## start EXERCISE MATERIAL

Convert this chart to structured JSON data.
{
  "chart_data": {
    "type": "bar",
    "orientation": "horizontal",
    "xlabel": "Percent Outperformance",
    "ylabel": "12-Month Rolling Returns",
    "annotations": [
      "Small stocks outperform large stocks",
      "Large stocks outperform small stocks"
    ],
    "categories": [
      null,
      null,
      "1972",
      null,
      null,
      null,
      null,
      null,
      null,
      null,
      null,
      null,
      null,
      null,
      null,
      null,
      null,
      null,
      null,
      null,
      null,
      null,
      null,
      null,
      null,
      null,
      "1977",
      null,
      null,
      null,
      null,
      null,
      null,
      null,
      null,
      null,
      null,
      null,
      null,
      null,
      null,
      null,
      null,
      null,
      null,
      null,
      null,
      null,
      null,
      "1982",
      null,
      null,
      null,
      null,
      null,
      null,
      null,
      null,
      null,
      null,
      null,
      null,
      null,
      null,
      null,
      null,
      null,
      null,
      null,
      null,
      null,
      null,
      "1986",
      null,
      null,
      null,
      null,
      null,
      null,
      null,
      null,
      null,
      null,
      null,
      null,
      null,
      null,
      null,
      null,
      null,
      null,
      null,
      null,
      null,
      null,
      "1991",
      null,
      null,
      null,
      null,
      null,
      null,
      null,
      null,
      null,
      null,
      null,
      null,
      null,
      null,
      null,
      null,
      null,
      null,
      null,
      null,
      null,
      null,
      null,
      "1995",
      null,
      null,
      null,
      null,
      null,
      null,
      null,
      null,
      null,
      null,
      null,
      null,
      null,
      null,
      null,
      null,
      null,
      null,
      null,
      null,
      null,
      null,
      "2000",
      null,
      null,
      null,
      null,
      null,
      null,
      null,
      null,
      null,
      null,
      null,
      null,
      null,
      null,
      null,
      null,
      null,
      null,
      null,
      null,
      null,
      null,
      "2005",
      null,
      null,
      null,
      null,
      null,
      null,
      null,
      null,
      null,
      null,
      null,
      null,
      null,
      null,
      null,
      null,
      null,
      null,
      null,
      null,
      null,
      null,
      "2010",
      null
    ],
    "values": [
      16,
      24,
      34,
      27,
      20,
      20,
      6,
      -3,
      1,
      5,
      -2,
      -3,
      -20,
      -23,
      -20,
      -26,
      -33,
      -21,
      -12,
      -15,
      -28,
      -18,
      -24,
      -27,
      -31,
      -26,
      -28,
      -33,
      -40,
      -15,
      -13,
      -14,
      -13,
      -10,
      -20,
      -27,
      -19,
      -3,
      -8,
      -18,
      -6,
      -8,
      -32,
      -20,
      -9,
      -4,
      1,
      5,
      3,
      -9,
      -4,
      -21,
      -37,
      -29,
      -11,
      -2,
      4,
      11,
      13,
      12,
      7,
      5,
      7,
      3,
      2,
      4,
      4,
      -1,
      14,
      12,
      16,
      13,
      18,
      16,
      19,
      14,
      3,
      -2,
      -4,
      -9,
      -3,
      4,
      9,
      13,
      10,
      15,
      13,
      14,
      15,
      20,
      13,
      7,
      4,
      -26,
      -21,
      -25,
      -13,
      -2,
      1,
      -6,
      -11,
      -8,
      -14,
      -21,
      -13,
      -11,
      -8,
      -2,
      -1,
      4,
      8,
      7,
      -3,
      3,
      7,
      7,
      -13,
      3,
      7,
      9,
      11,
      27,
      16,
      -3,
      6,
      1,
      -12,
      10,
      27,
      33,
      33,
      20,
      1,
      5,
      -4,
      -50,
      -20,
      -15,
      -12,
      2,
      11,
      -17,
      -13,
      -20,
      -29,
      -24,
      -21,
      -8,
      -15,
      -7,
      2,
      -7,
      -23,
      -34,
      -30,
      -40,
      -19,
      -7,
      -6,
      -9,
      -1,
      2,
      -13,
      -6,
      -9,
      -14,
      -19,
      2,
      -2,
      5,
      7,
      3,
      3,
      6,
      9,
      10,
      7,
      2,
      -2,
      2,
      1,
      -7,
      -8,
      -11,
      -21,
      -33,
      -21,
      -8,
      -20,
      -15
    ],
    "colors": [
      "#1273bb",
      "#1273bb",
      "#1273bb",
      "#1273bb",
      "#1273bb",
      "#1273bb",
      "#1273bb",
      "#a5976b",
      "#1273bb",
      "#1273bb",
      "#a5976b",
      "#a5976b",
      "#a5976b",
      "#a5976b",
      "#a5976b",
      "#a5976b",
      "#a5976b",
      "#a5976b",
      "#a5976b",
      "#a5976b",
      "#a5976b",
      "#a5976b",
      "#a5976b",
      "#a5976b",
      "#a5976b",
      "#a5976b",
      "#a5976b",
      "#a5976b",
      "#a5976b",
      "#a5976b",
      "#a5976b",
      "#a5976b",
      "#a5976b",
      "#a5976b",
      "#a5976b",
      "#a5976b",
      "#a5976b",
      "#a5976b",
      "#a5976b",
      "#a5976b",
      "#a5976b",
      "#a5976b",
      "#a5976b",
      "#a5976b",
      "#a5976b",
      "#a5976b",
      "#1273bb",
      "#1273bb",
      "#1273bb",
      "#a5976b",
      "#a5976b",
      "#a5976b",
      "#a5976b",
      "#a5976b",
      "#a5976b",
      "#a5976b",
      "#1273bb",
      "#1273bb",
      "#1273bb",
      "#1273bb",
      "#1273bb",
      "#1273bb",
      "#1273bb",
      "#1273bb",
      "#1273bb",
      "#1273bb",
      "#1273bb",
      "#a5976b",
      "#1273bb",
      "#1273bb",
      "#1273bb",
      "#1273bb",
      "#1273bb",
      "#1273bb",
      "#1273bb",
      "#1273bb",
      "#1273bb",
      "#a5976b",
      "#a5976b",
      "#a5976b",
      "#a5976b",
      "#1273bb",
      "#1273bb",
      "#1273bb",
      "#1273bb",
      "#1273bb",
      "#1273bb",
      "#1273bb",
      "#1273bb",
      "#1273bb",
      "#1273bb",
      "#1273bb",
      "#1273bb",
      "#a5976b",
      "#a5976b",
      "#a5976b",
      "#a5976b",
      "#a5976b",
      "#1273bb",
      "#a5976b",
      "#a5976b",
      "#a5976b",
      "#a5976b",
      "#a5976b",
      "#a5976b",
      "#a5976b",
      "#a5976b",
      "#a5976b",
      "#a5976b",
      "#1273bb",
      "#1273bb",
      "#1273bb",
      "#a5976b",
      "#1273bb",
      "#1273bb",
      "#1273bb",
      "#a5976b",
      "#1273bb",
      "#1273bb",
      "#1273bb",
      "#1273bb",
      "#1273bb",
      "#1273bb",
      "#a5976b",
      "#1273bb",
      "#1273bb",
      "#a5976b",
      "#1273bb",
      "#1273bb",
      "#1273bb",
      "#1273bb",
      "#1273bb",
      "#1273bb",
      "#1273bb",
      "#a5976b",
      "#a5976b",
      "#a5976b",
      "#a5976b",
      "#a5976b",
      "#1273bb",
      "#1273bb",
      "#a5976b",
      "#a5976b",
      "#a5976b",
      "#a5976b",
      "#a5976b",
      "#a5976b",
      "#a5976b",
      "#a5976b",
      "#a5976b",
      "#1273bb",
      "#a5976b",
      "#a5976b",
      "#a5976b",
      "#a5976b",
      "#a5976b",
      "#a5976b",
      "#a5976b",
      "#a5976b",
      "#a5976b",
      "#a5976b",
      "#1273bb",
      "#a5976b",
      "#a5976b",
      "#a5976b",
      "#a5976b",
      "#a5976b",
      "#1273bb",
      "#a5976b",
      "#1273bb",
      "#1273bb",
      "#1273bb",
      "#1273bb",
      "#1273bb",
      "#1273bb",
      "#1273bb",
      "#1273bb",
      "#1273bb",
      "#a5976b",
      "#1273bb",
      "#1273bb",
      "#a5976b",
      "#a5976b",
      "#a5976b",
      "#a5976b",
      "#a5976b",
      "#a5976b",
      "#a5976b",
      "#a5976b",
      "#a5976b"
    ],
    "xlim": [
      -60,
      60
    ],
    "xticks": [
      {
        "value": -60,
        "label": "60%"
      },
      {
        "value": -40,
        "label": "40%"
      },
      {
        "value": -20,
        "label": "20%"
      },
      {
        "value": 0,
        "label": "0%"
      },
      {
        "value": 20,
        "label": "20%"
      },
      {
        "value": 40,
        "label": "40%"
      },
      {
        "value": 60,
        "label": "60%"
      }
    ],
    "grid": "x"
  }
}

## end EXERCISE MATERIAL

### TO BE DONE
Extract each line from the listing that holds the word "stocks".

### SOLUTION TO THE PROBLEM
      "Small stocks outperform large stocks",
      "Large stocks outperform small stocks"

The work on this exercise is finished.